--- Aim of the task ---
Consider the records below. How many of their lines include the word "Downloads"? State the number and nothing else.
──────
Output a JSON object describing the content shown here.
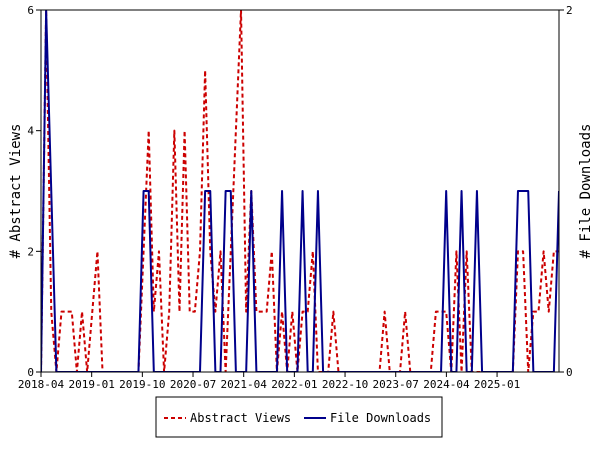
{
  "chart_data": {
    "type": "line",
    "xlabel": "",
    "ylabel_left": "# Abstract Views",
    "ylabel_right": "# File Downloads",
    "x_ticks": [
      "2018-04",
      "2019-01",
      "2019-10",
      "2020-07",
      "2021-04",
      "2022-01",
      "2022-10",
      "2023-07",
      "2024-04",
      "2025-01"
    ],
    "x_range": [
      "2018-04",
      "2025-12"
    ],
    "ylim_left": [
      0,
      6
    ],
    "ylim_right": [
      0,
      2
    ],
    "y_ticks_left": [
      0,
      2,
      4,
      6
    ],
    "y_ticks_right": [
      0,
      2
    ],
    "grid": false,
    "legend_position": "bottom",
    "series": [
      {
        "name": "Abstract Views",
        "axis": "left",
        "color": "#cc0000",
        "style": "dashed",
        "values": [
          0,
          6,
          1,
          0,
          1,
          1,
          1,
          0,
          1,
          0,
          1,
          2,
          0,
          0,
          0,
          0,
          0,
          0,
          0,
          0,
          2,
          4,
          1,
          2,
          0,
          1,
          4,
          1,
          4,
          1,
          1,
          2,
          5,
          2,
          1,
          2,
          0,
          2,
          4,
          6,
          1,
          3,
          1,
          1,
          1,
          2,
          0,
          1,
          0,
          1,
          0,
          1,
          1,
          2,
          0,
          0,
          0,
          1,
          0,
          0,
          0,
          0,
          0,
          0,
          0,
          0,
          0,
          1,
          0,
          0,
          0,
          1,
          0,
          0,
          0,
          0,
          0,
          1,
          1,
          1,
          0,
          2,
          0,
          2,
          0,
          0,
          0,
          0,
          0,
          0,
          0,
          0,
          0,
          2,
          2,
          0,
          1,
          1,
          2,
          1,
          2,
          2
        ]
      },
      {
        "name": "File Downloads",
        "axis": "right",
        "color": "#00008b",
        "style": "solid",
        "values": [
          0,
          2,
          1,
          0,
          0,
          0,
          0,
          0,
          0,
          0,
          0,
          0,
          0,
          0,
          0,
          0,
          0,
          0,
          0,
          0,
          1,
          1,
          0,
          0,
          0,
          0,
          0,
          0,
          0,
          0,
          0,
          0,
          1,
          1,
          0,
          0,
          1,
          1,
          0,
          0,
          0,
          1,
          0,
          0,
          0,
          0,
          0,
          1,
          0,
          0,
          0,
          1,
          0,
          0,
          1,
          0,
          0,
          0,
          0,
          0,
          0,
          0,
          0,
          0,
          0,
          0,
          0,
          0,
          0,
          0,
          0,
          0,
          0,
          0,
          0,
          0,
          0,
          0,
          0,
          1,
          0,
          0,
          1,
          0,
          0,
          1,
          0,
          0,
          0,
          0,
          0,
          0,
          0,
          1,
          1,
          1,
          0,
          0,
          0,
          0,
          0,
          1
        ]
      }
    ]
  }
}
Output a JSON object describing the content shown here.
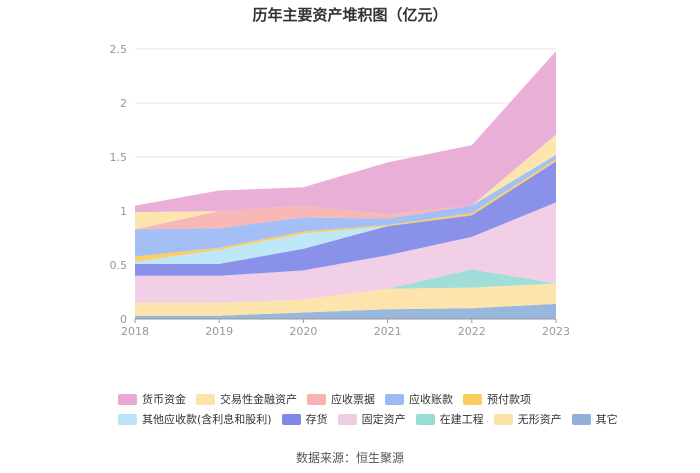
{
  "title": "历年主要资产堆积图（亿元）",
  "source": "数据来源：恒生聚源",
  "chart_data": {
    "type": "area",
    "stacked": true,
    "x": [
      "2018",
      "2019",
      "2020",
      "2021",
      "2022",
      "2023"
    ],
    "ylim": [
      0,
      2.5
    ],
    "yticks": [
      "0",
      "0.5",
      "1",
      "1.5",
      "2",
      "2.5"
    ],
    "grid": true,
    "legend_position": "bottom",
    "series": [
      {
        "name": "其它",
        "color": "#8fb1d9",
        "values": [
          0.03,
          0.03,
          0.06,
          0.09,
          0.1,
          0.14
        ]
      },
      {
        "name": "无形资产",
        "color": "#fde2a5",
        "values": [
          0.12,
          0.12,
          0.12,
          0.19,
          0.19,
          0.19
        ]
      },
      {
        "name": "在建工程",
        "color": "#9adbd6",
        "values": [
          0.0,
          0.0,
          0.0,
          0.0,
          0.17,
          0.0
        ]
      },
      {
        "name": "固定资产",
        "color": "#f0cbe4",
        "values": [
          0.25,
          0.25,
          0.27,
          0.31,
          0.3,
          0.75
        ]
      },
      {
        "name": "存货",
        "color": "#7f88e6",
        "values": [
          0.11,
          0.11,
          0.2,
          0.27,
          0.2,
          0.38
        ]
      },
      {
        "name": "其他应收款(含利息和股利)",
        "color": "#b9e5f7",
        "values": [
          0.02,
          0.13,
          0.14,
          0.0,
          0.0,
          0.0
        ]
      },
      {
        "name": "预付款项",
        "color": "#f9cc5b",
        "values": [
          0.05,
          0.02,
          0.02,
          0.01,
          0.02,
          0.02
        ]
      },
      {
        "name": "应收账款",
        "color": "#9cb8f5",
        "values": [
          0.25,
          0.18,
          0.13,
          0.06,
          0.07,
          0.04
        ]
      },
      {
        "name": "应收票据",
        "color": "#f7b2b2",
        "values": [
          0.0,
          0.16,
          0.11,
          0.04,
          0.0,
          0.0
        ]
      },
      {
        "name": "交易性金融资产",
        "color": "#fde3a8",
        "values": [
          0.16,
          0.0,
          0.0,
          0.0,
          0.0,
          0.19
        ]
      },
      {
        "name": "货币资金",
        "color": "#e7a8d4",
        "values": [
          0.06,
          0.19,
          0.17,
          0.48,
          0.56,
          0.77
        ]
      }
    ]
  },
  "legend_rows": [
    [
      "货币资金",
      "交易性金融资产",
      "应收票据",
      "应收账款",
      "预付款项"
    ],
    [
      "其他应收款(含利息和股利)",
      "存货",
      "固定资产",
      "在建工程",
      "无形资产",
      "其它"
    ]
  ]
}
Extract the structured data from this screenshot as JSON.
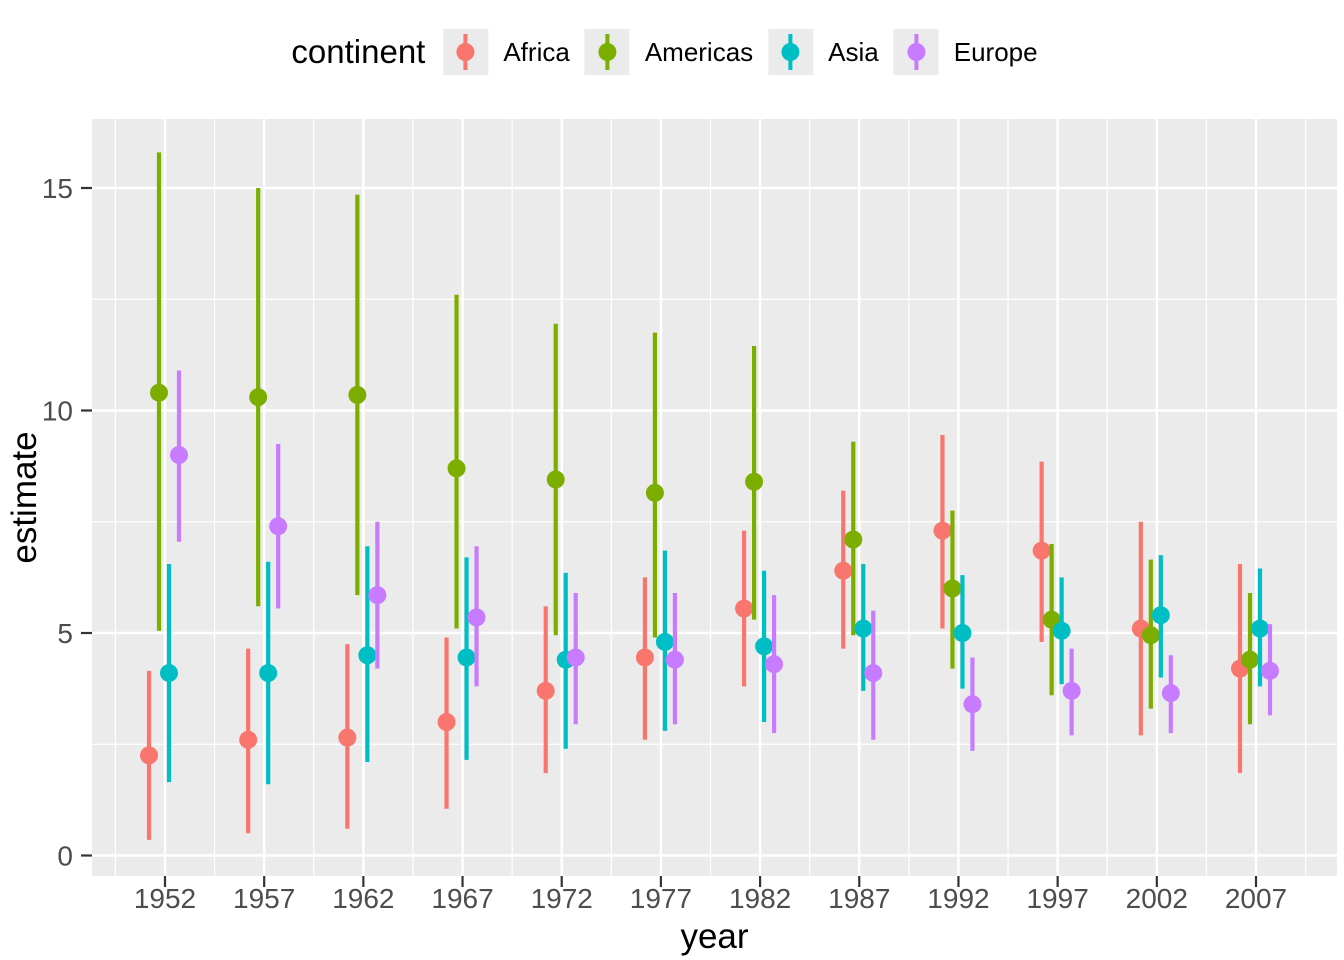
{
  "legend": {
    "title": "continent",
    "items": [
      {
        "label": "Africa",
        "color": "#F8766D"
      },
      {
        "label": "Americas",
        "color": "#7CAE00"
      },
      {
        "label": "Asia",
        "color": "#00BFC4"
      },
      {
        "label": "Europe",
        "color": "#C77CFF"
      }
    ]
  },
  "axes": {
    "x": {
      "title": "year",
      "tick_labels": [
        "1952",
        "1957",
        "1962",
        "1967",
        "1972",
        "1977",
        "1982",
        "1987",
        "1992",
        "1997",
        "2002",
        "2007"
      ]
    },
    "y": {
      "title": "estimate",
      "tick_labels": [
        "0",
        "5",
        "10",
        "15"
      ]
    }
  },
  "panel": {
    "background": "#EBEBEB",
    "grid_color": "#FFFFFF",
    "tick_color": "#333333",
    "tick_label_color": "#4D4D4D",
    "axis_title_color": "#000000"
  },
  "chart_data": {
    "type": "pointrange",
    "title": "",
    "xlabel": "year",
    "ylabel": "estimate",
    "legend_title": "continent",
    "legend_position": "top",
    "grid": {
      "major": true,
      "minor": true
    },
    "x_ticks": [
      1952,
      1957,
      1962,
      1967,
      1972,
      1977,
      1982,
      1987,
      1992,
      1997,
      2002,
      2007
    ],
    "y_ticks": [
      0,
      5,
      10,
      15
    ],
    "xlim": [
      1948.3,
      2011.1
    ],
    "ylim": [
      -0.46,
      16.55
    ],
    "point_format": [
      "year",
      "estimate",
      "ymin",
      "ymax"
    ],
    "series": [
      {
        "name": "Africa",
        "color": "#F8766D",
        "points": [
          [
            1952,
            2.25,
            0.35,
            4.15
          ],
          [
            1957,
            2.6,
            0.5,
            4.65
          ],
          [
            1962,
            2.65,
            0.6,
            4.75
          ],
          [
            1967,
            3.0,
            1.05,
            4.9
          ],
          [
            1972,
            3.7,
            1.85,
            5.6
          ],
          [
            1977,
            4.45,
            2.6,
            6.25
          ],
          [
            1982,
            5.55,
            3.8,
            7.3
          ],
          [
            1987,
            6.4,
            4.65,
            8.2
          ],
          [
            1992,
            7.3,
            5.1,
            9.45
          ],
          [
            1997,
            6.85,
            4.8,
            8.85
          ],
          [
            2002,
            5.1,
            2.7,
            7.5
          ],
          [
            2007,
            4.2,
            1.85,
            6.55
          ]
        ]
      },
      {
        "name": "Americas",
        "color": "#7CAE00",
        "points": [
          [
            1952,
            10.4,
            5.05,
            15.8
          ],
          [
            1957,
            10.3,
            5.6,
            15.0
          ],
          [
            1962,
            10.35,
            5.85,
            14.85
          ],
          [
            1967,
            8.7,
            5.1,
            12.6
          ],
          [
            1972,
            8.45,
            4.95,
            11.95
          ],
          [
            1977,
            8.15,
            4.9,
            11.75
          ],
          [
            1982,
            8.4,
            5.3,
            11.45
          ],
          [
            1987,
            7.1,
            4.95,
            9.3
          ],
          [
            1992,
            6.0,
            4.2,
            7.75
          ],
          [
            1997,
            5.3,
            3.6,
            7.0
          ],
          [
            2002,
            4.95,
            3.3,
            6.65
          ],
          [
            2007,
            4.4,
            2.95,
            5.9
          ]
        ]
      },
      {
        "name": "Asia",
        "color": "#00BFC4",
        "points": [
          [
            1952,
            4.1,
            1.65,
            6.55
          ],
          [
            1957,
            4.1,
            1.6,
            6.6
          ],
          [
            1962,
            4.5,
            2.1,
            6.95
          ],
          [
            1967,
            4.45,
            2.15,
            6.7
          ],
          [
            1972,
            4.4,
            2.4,
            6.35
          ],
          [
            1977,
            4.8,
            2.8,
            6.85
          ],
          [
            1982,
            4.7,
            3.0,
            6.4
          ],
          [
            1987,
            5.1,
            3.7,
            6.55
          ],
          [
            1992,
            5.0,
            3.75,
            6.3
          ],
          [
            1997,
            5.05,
            3.85,
            6.25
          ],
          [
            2002,
            5.4,
            4.0,
            6.75
          ],
          [
            2007,
            5.1,
            3.8,
            6.45
          ]
        ]
      },
      {
        "name": "Europe",
        "color": "#C77CFF",
        "points": [
          [
            1952,
            9.0,
            7.05,
            10.9
          ],
          [
            1957,
            7.4,
            5.55,
            9.25
          ],
          [
            1962,
            5.85,
            4.2,
            7.5
          ],
          [
            1967,
            5.35,
            3.8,
            6.95
          ],
          [
            1972,
            4.45,
            2.95,
            5.9
          ],
          [
            1977,
            4.4,
            2.95,
            5.9
          ],
          [
            1982,
            4.3,
            2.75,
            5.85
          ],
          [
            1987,
            4.1,
            2.6,
            5.5
          ],
          [
            1992,
            3.4,
            2.35,
            4.45
          ],
          [
            1997,
            3.7,
            2.7,
            4.65
          ],
          [
            2002,
            3.65,
            2.75,
            4.5
          ],
          [
            2007,
            4.15,
            3.15,
            5.2
          ]
        ]
      }
    ]
  }
}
──────
--- Right answer ---
2